WHAT TO WORK ON: Repeat the listing in full, exactly as it stands.

'''

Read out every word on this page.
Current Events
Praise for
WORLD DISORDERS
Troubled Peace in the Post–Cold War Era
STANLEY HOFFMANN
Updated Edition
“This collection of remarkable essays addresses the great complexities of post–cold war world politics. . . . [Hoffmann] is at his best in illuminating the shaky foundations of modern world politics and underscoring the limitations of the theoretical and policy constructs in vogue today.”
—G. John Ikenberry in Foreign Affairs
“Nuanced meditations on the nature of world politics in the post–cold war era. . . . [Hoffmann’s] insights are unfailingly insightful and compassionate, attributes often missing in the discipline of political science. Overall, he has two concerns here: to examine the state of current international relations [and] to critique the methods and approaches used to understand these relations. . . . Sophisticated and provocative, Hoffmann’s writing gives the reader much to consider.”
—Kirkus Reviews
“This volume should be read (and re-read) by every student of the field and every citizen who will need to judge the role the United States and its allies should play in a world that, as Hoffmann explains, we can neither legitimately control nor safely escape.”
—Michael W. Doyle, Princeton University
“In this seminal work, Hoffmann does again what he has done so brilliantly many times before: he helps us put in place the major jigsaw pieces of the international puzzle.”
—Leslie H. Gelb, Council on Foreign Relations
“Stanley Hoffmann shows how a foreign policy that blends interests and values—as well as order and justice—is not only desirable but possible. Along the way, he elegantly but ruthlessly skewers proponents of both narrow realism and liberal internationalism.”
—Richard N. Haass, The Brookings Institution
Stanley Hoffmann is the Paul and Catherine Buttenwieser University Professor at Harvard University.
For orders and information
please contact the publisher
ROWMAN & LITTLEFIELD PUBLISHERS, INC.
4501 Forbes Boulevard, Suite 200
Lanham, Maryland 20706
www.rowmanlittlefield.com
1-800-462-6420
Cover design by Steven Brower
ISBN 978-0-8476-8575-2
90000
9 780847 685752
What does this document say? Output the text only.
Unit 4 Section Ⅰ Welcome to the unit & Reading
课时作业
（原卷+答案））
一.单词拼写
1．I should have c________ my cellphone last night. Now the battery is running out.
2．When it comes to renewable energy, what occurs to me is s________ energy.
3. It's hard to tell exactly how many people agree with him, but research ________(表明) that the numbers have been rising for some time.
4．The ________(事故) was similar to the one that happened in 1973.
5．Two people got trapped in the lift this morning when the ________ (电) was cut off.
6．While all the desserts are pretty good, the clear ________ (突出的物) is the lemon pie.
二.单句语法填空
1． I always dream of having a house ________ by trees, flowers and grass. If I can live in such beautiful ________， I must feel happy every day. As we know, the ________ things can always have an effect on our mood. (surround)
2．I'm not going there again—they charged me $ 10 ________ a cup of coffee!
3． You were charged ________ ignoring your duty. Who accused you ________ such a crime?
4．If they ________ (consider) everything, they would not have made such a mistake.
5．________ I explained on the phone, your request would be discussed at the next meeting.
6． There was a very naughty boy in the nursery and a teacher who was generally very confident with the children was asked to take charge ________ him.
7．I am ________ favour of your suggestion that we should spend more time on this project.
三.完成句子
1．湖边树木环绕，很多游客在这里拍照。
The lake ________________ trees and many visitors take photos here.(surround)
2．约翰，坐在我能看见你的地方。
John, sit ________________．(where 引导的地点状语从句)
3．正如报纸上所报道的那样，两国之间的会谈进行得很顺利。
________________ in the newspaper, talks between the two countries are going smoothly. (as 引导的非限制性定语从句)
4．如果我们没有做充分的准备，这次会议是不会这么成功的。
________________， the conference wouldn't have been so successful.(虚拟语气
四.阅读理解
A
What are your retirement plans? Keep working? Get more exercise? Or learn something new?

'''

PROBLEM SOLUTION:
Read out every word on this page.
Current Events
Praise for
WORLD DISORDERS
Troubled Peace in the Post–Cold War Era
STANLEY HOFFMANN
Updated Edition
“This collection of remarkable essays addresses the great complexities of post–cold war world politics. . . . [Hoffmann] is at his best in illuminating the shaky foundations of modern world politics and underscoring the limitations of the theoretical and policy constructs in vogue today.”
—G. John Ikenberry in Foreign Affairs
“Nuanced meditations on the nature of world politics in the post–cold war era. . . . [Hoffmann’s] insights are unfailingly insightful and compassionate, attributes often missing in the discipline of political science. Overall, he has two concerns here: to examine the state of current international relations [and] to critique the methods and approaches used to understand these relations. . . . Sophisticated and provocative, Hoffmann’s writing gives the reader much to consider.”
—Kirkus Reviews
“This volume should be read (and re-read) by every student of the field and every citizen who will need to judge the role the United States and its allies should play in a world that, as Hoffmann explains, we can neither legitimately control nor safely escape.”
—Michael W. Doyle, Princeton University
“In this seminal work, Hoffmann does again what he has done so brilliantly many times before: he helps us put in place the major jigsaw pieces of the international puzzle.”
—Leslie H. Gelb, Council on Foreign Relations
“Stanley Hoffmann shows how a foreign policy that blends interests and values—as well as order and justice—is not only desirable but possible. Along the way, he elegantly but ruthlessly skewers proponents of both narrow realism and liberal internationalism.”
—Richard N. Haass, The Brookings Institution
Stanley Hoffmann is the Paul and Catherine Buttenwieser University Professor at Harvard University.
For orders and information
please contact the publisher
ROWMAN & LITTLEFIELD PUBLISHERS, INC.
4501 Forbes Boulevard, Suite 200
Lanham, Maryland 20706
www.rowmanlittlefield.com
1-800-462-6420
Cover design by Steven Brower
ISBN 978-0-8476-8575-2
90000
9 780847 685752
What does this document say? Output the text only.
Unit 4 Section Ⅰ Welcome to the unit & Reading
课时作业
（原卷+答案））
一.单词拼写
1．I should have c________ my cellphone last night. Now the battery is running out.
2．When it comes to renewable energy, what occurs to me is s________ energy.
3. It's hard to tell exactly how many people agree with him, but research ________(表明) that the numbers have been rising for some time.
4．The ________(事故) was similar to the one that happened in 1973.
5．Two people got trapped in the lift this morning when the ________ (电) was cut off.
6．While all the desserts are pretty good, the clear ________ (突出的物) is the lemon pie.
二.单句语法填空
1． I always dream of having a house ________ by trees, flowers and grass. If I can live in such beautiful ________， I must feel happy every day. As we know, the ________ things can always have an effect on our mood. (surround)
2．I'm not going there again—they charged me $ 10 ________ a cup of coffee!
3． You were charged ________ ignoring your duty. Who accused you ________ such a crime?
4．If they ________ (consider) everything, they would not have made such a mistake.
5．________ I explained on the phone, your request would be discussed at the next meeting.
6． There was a very naughty boy in the nursery and a teacher who was generally very confident with the children was asked to take charge ________ him.
7．I am ________ favour of your suggestion that we should spend more time on this project.
三.完成句子
1．湖边树木环绕，很多游客在这里拍照。
The lake ________________ trees and many visitors take photos here.(surround)
2．约翰，坐在我能看见你的地方。
John, sit ________________．(where 引导的地点状语从句)
3．正如报纸上所报道的那样，两国之间的会谈进行得很顺利。
________________ in the newspaper, talks between the two countries are going smoothly. (as 引导的非限制性定语从句)
4．如果我们没有做充分的准备，这次会议是不会这么成功的。
________________， the conference wouldn't have been so successful.(虚拟语气
四.阅读理解
A
What are your retirement plans? Keep working? Get more exercise? Or learn something new?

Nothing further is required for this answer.